• Exercise aim
Below are the records; reproduce all of them exactly but without any images.

⟨

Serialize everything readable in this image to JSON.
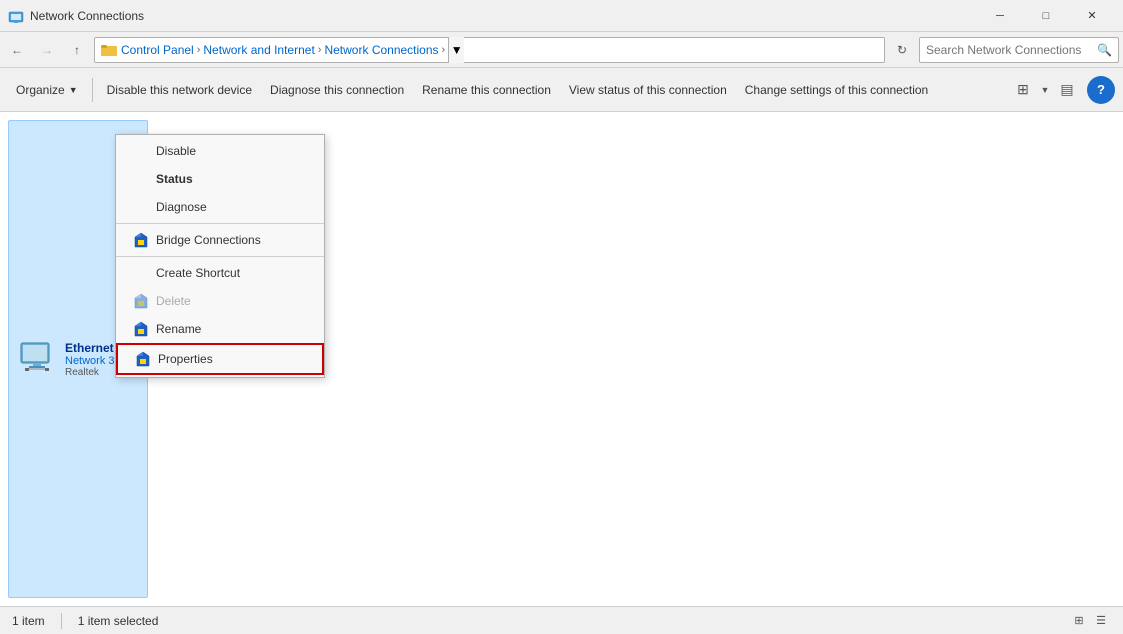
{
  "titleBar": {
    "icon": "network-connections-icon",
    "title": "Network Connections",
    "minimizeLabel": "─",
    "maximizeLabel": "□",
    "closeLabel": "✕"
  },
  "addressBar": {
    "backDisabled": false,
    "forwardDisabled": true,
    "upLabel": "↑",
    "breadcrumb": [
      {
        "label": "Control Panel",
        "sep": "›"
      },
      {
        "label": "Network and Internet",
        "sep": "›"
      },
      {
        "label": "Network Connections",
        "sep": "›"
      }
    ],
    "searchPlaceholder": "Search Network Connections",
    "searchIcon": "🔍"
  },
  "toolbar": {
    "organizeLabel": "Organize",
    "disableLabel": "Disable this network device",
    "diagnoseLabel": "Diagnose this connection",
    "renameLabel": "Rename this connection",
    "viewStatusLabel": "View status of this connection",
    "changeSettingsLabel": "Change settings of this connection"
  },
  "networkItem": {
    "name": "Ethernet",
    "network": "Network 3",
    "adapter": "Realtek"
  },
  "contextMenu": {
    "items": [
      {
        "id": "disable",
        "label": "Disable",
        "icon": "",
        "bold": false,
        "disabled": false,
        "separator": false
      },
      {
        "id": "status",
        "label": "Status",
        "icon": "",
        "bold": true,
        "disabled": false,
        "separator": false
      },
      {
        "id": "diagnose",
        "label": "Diagnose",
        "icon": "",
        "bold": false,
        "disabled": false,
        "separator": false
      },
      {
        "id": "sep1",
        "separator": true
      },
      {
        "id": "bridge",
        "label": "Bridge Connections",
        "icon": "shield",
        "bold": false,
        "disabled": false,
        "separator": false
      },
      {
        "id": "sep2",
        "separator": true
      },
      {
        "id": "shortcut",
        "label": "Create Shortcut",
        "icon": "",
        "bold": false,
        "disabled": false,
        "separator": false
      },
      {
        "id": "delete",
        "label": "Delete",
        "icon": "shield",
        "bold": false,
        "disabled": true,
        "separator": false
      },
      {
        "id": "rename",
        "label": "Rename",
        "icon": "shield",
        "bold": false,
        "disabled": false,
        "separator": false
      },
      {
        "id": "properties",
        "label": "Properties",
        "icon": "shield",
        "bold": false,
        "disabled": false,
        "separator": false,
        "highlighted": true
      }
    ]
  },
  "statusBar": {
    "itemCount": "1 item",
    "selectedCount": "1 item selected"
  }
}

⟩

• Written reply
Serialize everything readable in this image to JSON.
{
  "titleBar": {
    "icon": "network-connections-icon",
    "title": "Network Connections",
    "minimizeLabel": "─",
    "maximizeLabel": "□",
    "closeLabel": "✕"
  },
  "addressBar": {
    "backDisabled": false,
    "forwardDisabled": true,
    "upLabel": "↑",
    "breadcrumb": [
      {
        "label": "Control Panel",
        "sep": "›"
      },
      {
        "label": "Network and Internet",
        "sep": "›"
      },
      {
        "label": "Network Connections",
        "sep": "›"
      }
    ],
    "searchPlaceholder": "Search Network Connections",
    "searchIcon": "🔍"
  },
  "toolbar": {
    "organizeLabel": "Organize",
    "disableLabel": "Disable this network device",
    "diagnoseLabel": "Diagnose this connection",
    "renameLabel": "Rename this connection",
    "viewStatusLabel": "View status of this connection",
    "changeSettingsLabel": "Change settings of this connection"
  },
  "networkItem": {
    "name": "Ethernet",
    "network": "Network 3",
    "adapter": "Realtek"
  },
  "contextMenu": {
    "items": [
      {
        "id": "disable",
        "label": "Disable",
        "icon": "",
        "bold": false,
        "disabled": false,
        "separator": false
      },
      {
        "id": "status",
        "label": "Status",
        "icon": "",
        "bold": true,
        "disabled": false,
        "separator": false
      },
      {
        "id": "diagnose",
        "label": "Diagnose",
        "icon": "",
        "bold": false,
        "disabled": false,
        "separator": false
      },
      {
        "id": "sep1",
        "separator": true
      },
      {
        "id": "bridge",
        "label": "Bridge Connections",
        "icon": "shield",
        "bold": false,
        "disabled": false,
        "separator": false
      },
      {
        "id": "sep2",
        "separator": true
      },
      {
        "id": "shortcut",
        "label": "Create Shortcut",
        "icon": "",
        "bold": false,
        "disabled": false,
        "separator": false
      },
      {
        "id": "delete",
        "label": "Delete",
        "icon": "shield",
        "bold": false,
        "disabled": true,
        "separator": false
      },
      {
        "id": "rename",
        "label": "Rename",
        "icon": "shield",
        "bold": false,
        "disabled": false,
        "separator": false
      },
      {
        "id": "properties",
        "label": "Properties",
        "icon": "shield",
        "bold": false,
        "disabled": false,
        "separator": false,
        "highlighted": true
      }
    ]
  },
  "statusBar": {
    "itemCount": "1 item",
    "selectedCount": "1 item selected"
  }
}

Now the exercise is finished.